(Data excerpts)
start
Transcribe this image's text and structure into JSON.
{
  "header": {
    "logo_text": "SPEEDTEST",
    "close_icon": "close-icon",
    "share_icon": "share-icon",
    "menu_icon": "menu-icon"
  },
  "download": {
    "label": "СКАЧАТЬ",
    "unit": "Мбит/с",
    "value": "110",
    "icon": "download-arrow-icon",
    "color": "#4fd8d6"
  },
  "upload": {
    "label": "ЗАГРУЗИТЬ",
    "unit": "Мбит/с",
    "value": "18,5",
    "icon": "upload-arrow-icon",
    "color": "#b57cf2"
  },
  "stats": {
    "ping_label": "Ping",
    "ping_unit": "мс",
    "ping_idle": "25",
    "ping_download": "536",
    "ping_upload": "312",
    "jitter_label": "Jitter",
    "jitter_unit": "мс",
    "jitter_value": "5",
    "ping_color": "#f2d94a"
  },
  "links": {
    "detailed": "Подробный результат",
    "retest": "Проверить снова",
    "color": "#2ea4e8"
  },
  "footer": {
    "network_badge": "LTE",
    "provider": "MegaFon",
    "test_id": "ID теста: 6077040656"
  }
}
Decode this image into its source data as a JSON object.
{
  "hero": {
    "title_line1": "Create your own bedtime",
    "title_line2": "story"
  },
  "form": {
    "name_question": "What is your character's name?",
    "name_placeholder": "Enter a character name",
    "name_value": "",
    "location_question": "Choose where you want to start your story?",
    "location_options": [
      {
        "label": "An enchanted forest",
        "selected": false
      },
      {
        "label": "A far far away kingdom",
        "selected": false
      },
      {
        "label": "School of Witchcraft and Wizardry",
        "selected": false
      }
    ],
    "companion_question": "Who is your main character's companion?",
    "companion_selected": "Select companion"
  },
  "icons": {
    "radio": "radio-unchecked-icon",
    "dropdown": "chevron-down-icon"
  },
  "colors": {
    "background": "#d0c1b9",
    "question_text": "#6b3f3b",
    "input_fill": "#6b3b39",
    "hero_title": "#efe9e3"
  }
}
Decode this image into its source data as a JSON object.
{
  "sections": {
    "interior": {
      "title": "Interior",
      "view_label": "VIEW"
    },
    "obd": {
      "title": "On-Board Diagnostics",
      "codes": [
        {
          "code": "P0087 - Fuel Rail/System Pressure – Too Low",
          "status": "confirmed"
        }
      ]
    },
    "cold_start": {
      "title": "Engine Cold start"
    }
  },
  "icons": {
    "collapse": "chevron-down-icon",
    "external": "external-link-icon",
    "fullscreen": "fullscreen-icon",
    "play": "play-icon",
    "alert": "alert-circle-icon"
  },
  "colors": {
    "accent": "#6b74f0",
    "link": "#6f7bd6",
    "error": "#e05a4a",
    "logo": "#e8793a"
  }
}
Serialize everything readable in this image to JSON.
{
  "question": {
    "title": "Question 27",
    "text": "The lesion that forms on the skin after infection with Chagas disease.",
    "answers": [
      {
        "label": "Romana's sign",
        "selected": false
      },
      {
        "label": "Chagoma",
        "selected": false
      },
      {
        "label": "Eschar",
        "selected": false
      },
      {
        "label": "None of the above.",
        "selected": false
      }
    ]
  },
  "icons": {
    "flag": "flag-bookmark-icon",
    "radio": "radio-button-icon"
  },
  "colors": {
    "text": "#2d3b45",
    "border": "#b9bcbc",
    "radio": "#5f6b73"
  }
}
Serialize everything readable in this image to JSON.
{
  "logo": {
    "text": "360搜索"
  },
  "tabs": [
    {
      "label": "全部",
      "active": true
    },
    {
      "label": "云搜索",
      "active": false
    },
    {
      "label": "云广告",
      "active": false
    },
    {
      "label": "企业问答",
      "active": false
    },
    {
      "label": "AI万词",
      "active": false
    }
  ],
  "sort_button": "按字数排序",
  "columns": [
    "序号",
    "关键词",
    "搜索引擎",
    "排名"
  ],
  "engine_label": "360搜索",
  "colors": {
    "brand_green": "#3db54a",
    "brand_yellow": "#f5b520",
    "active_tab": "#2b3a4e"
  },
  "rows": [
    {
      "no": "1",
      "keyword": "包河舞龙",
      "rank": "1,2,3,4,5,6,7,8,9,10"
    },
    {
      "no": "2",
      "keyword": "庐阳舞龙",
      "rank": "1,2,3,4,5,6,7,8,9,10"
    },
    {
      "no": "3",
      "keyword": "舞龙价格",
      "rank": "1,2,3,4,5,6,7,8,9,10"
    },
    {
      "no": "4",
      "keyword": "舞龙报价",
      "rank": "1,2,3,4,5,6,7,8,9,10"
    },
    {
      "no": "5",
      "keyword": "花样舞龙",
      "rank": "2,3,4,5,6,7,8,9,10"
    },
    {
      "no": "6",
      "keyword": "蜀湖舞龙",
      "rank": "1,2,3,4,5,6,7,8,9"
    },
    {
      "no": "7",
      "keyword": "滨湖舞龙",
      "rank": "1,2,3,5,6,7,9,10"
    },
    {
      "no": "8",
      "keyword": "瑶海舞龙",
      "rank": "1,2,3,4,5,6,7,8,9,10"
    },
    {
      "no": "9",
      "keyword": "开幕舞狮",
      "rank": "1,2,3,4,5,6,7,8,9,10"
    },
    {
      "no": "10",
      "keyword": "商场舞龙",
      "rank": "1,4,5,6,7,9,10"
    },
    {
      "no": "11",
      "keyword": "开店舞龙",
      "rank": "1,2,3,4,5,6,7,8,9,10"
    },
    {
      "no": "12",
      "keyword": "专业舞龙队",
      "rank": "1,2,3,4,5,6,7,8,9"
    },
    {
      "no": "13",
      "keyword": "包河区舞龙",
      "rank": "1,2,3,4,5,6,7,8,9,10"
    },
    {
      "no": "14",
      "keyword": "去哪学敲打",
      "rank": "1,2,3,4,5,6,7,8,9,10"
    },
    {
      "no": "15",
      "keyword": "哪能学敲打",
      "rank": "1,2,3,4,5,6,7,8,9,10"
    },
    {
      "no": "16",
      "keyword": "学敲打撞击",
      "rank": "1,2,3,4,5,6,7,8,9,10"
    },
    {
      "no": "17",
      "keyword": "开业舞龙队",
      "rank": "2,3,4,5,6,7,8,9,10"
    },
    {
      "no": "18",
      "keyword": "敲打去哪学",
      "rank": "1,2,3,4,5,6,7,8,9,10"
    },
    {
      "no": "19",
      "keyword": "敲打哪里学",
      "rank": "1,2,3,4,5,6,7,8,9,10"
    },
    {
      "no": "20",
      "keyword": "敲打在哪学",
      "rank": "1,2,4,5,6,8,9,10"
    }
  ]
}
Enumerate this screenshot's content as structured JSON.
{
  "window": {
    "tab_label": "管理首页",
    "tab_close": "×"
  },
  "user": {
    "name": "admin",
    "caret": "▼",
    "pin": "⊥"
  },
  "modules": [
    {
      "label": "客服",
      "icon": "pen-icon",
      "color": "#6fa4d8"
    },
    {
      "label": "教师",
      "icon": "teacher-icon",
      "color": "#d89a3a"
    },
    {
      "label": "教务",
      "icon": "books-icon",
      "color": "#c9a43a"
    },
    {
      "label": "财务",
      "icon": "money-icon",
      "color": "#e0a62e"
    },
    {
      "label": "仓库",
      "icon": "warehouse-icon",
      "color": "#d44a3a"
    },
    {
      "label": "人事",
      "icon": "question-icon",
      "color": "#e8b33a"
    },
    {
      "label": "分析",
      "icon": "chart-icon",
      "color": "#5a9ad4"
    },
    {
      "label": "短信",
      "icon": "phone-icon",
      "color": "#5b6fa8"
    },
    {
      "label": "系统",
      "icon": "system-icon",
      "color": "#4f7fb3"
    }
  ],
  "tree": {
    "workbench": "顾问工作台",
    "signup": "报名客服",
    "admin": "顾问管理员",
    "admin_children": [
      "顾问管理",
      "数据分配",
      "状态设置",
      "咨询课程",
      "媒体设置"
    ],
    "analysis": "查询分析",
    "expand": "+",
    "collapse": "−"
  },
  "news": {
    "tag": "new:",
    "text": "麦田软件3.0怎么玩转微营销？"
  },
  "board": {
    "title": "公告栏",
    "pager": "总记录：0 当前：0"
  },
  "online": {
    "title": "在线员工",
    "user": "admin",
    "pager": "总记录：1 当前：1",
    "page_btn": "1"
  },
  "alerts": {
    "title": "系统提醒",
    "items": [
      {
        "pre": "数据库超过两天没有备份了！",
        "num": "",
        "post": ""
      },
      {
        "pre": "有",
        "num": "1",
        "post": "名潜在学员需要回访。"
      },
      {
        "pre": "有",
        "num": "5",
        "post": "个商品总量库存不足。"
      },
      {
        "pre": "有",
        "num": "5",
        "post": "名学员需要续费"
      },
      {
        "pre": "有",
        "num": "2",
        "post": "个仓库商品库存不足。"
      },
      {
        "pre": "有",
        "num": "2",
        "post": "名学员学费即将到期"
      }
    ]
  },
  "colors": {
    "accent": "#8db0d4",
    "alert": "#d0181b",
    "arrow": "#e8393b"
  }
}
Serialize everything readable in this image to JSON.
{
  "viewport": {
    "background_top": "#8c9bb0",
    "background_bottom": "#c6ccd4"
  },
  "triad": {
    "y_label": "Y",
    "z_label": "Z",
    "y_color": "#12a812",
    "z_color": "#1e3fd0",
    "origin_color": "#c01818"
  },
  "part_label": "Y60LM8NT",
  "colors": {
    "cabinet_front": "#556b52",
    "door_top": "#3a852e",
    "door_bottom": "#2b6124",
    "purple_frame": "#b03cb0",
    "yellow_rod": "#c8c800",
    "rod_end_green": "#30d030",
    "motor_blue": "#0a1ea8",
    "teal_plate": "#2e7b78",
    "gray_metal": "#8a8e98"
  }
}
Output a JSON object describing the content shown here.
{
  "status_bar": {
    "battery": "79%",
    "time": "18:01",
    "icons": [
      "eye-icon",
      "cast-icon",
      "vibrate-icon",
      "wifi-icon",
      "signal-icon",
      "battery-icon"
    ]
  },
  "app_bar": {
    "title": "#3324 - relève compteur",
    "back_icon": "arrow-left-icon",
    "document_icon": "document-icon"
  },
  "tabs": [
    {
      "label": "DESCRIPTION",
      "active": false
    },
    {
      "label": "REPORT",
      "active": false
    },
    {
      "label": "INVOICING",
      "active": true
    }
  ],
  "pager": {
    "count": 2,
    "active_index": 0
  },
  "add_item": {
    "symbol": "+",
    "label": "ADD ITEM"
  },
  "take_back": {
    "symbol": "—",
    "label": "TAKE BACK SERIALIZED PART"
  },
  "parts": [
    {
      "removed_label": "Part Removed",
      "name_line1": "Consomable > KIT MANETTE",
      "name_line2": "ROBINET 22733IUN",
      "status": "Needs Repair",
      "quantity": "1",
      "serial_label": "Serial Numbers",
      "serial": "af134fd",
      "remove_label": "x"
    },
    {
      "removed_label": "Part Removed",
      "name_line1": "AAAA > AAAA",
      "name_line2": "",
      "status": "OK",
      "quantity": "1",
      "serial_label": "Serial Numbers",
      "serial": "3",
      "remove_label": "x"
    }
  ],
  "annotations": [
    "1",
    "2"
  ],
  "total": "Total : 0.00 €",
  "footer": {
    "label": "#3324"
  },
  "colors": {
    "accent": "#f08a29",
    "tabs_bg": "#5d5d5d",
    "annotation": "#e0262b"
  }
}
end
• [SHORT EXERCISE]:
Provide the number of lines in the entries that include "your", and no other text.

• [SOLUTION]:
4